El resultado es una paradoja: el arte, antes celebrado por su espontaneidad, funciona ahora como instrumento estratégico de poder blando. El ritmo del agravio se ha transformado en ritmo de la geopolítica. Esta melodía seductora vende rebeldía a las masas mientras socava la misma civilización que hizo posible tal libertad de expresión.

Rubén Blades: El prototipo salsero y el trasfondo bolivariano

Para comprender la genealogía ideológica de la música de protesta en América Latina, es necesario comenzar por Rubén Blades, intelectual panameño, abogado formado en Harvard, actor y músico que convirtió la salsa en vehículo de militancia de izquierda. Más que un cantante, Blades se volvió la voz de una generación desilusionada con el poder estadounidense y seducida por el romanticismo de la revolución. Utilizó el alcance global de su música, lo que los críticos llamaron “salsa intelectual”, para fusionar la lucha de clases marxista, la teología de la liberación y el resentimiento antiimperialista en el lenguaje rítmico de los trópicos.

A finales de la década de 1970, Blades había alcanzado un nivel de influencia que rivalizaba con Bob Dylan en el mundo angloparlante. Sus colaboraciones con Willie Colón en álbumes como Metiendo Mano! (1977) y Siembra (1978) vendieron millones de copias, llevando letras políticas en formato bailable a audiencias de América, Europa y África. Canciones como “Tiburón” (1979) eran alegorías apenas veladas que retrataban a Estados Unidos como un tiburón depredador que devora a naciones latinoamericanas indefensas. “Buscando América” (1984) lamentaba un continente herido por la injusticia, culpando de forma implícita al capitalismo estadounidense y a la política de la Guerra Fría como raíces de ese sufrimiento. En conciertos de La Habana a Buenos Aires, sus versos se convirtieron en himnos para quienes veían a Estados Unidos no como fuerza estabilizadora, sino como ocupante imperial.

Tareas por realizar
(a) Según el fragmento dado, ¿en qué universidad se formó como abogado Rubén Blades?
(b) Indica si cada afirmación concuerda con el fragmento dado, respondiendo sí o no y citando textualmente las palabras que lo deciden: (i) el álbum Siembra salió en 1978; (ii) la canción “Tiburón” retrataba a Cuba como un tiburón depredador; (iii) Blades colaboró con Willie Colón.
(c) Resume el fragmento dado en dos oraciones.

Datos recopilados
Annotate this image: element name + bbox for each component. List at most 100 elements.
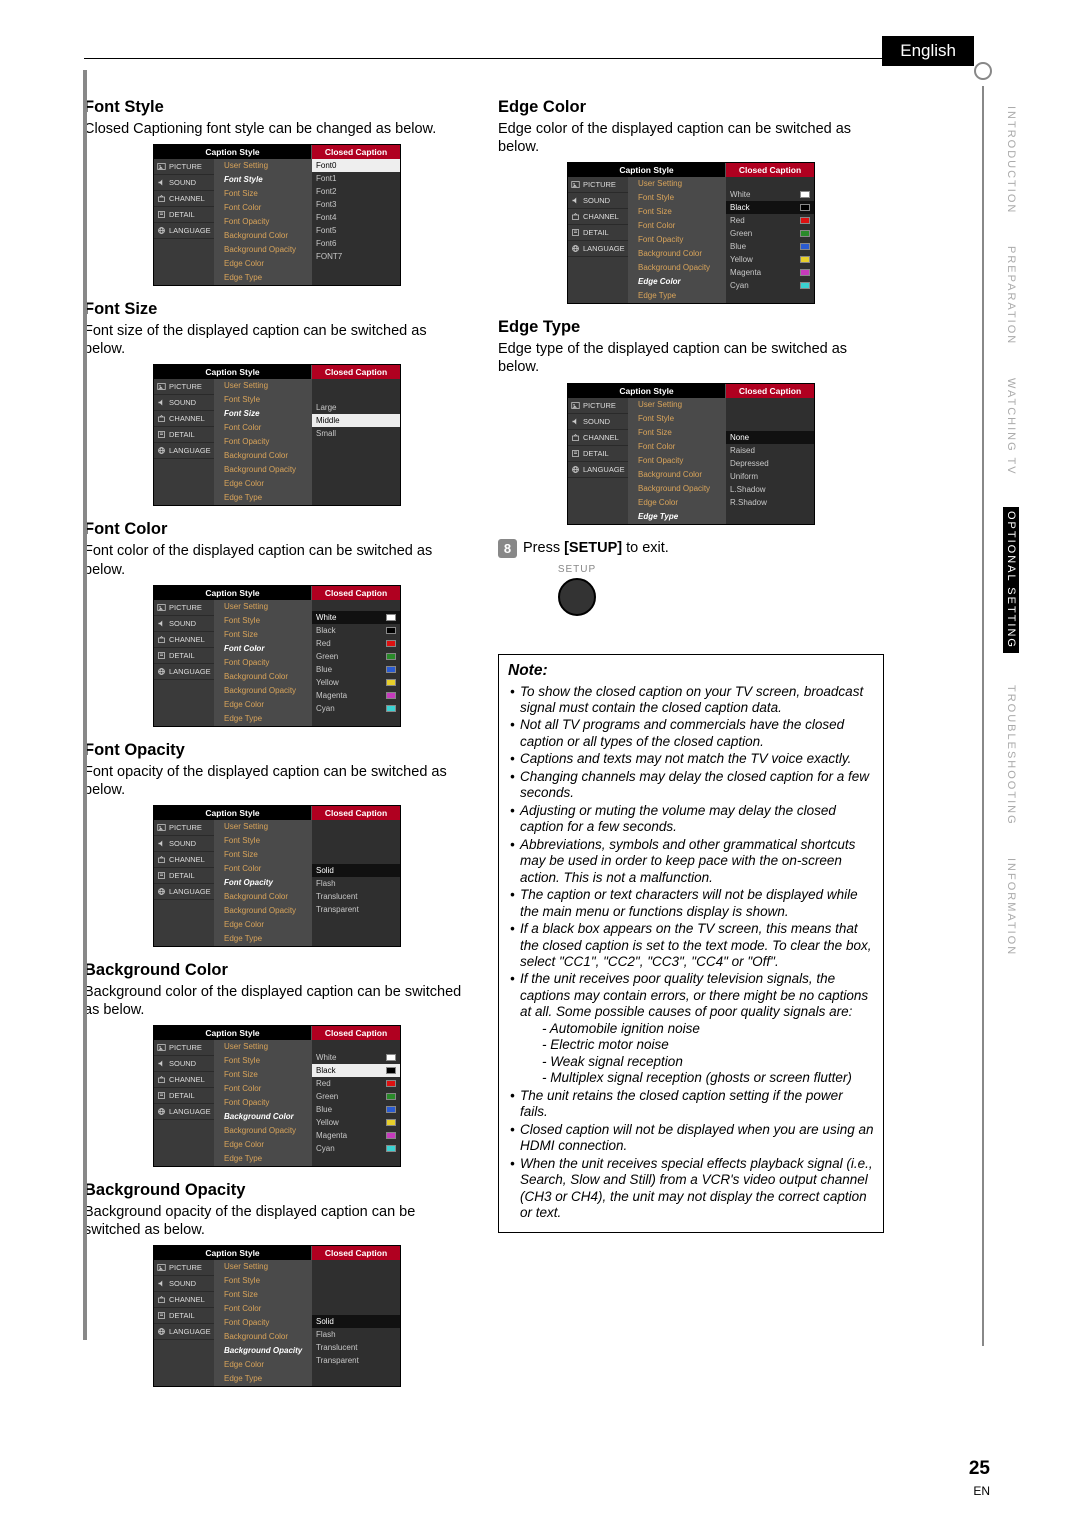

Respuestas por tarea
(a) En Harvard.

(b)
(i) Sí: "Siembra (1978)".
(ii) No: "retrataban a Estados Unidos como un tiburón depredador".
(iii) Sí: "Sus colaboraciones con Willie Colón".

(c) Rubén Blades, panameño formado en Harvard, convirtió la salsa en vehículo de militancia de izquierda y se volvió la voz de una generación desilusionada con el poder estadounidense. Sus colaboraciones con Willie Colón llevaron letras políticas bailables a millones de oyentes, y canciones como “Tiburón” y “Buscando América” presentaron a Estados Unidos como depredador o como raíz del sufrimiento del continente.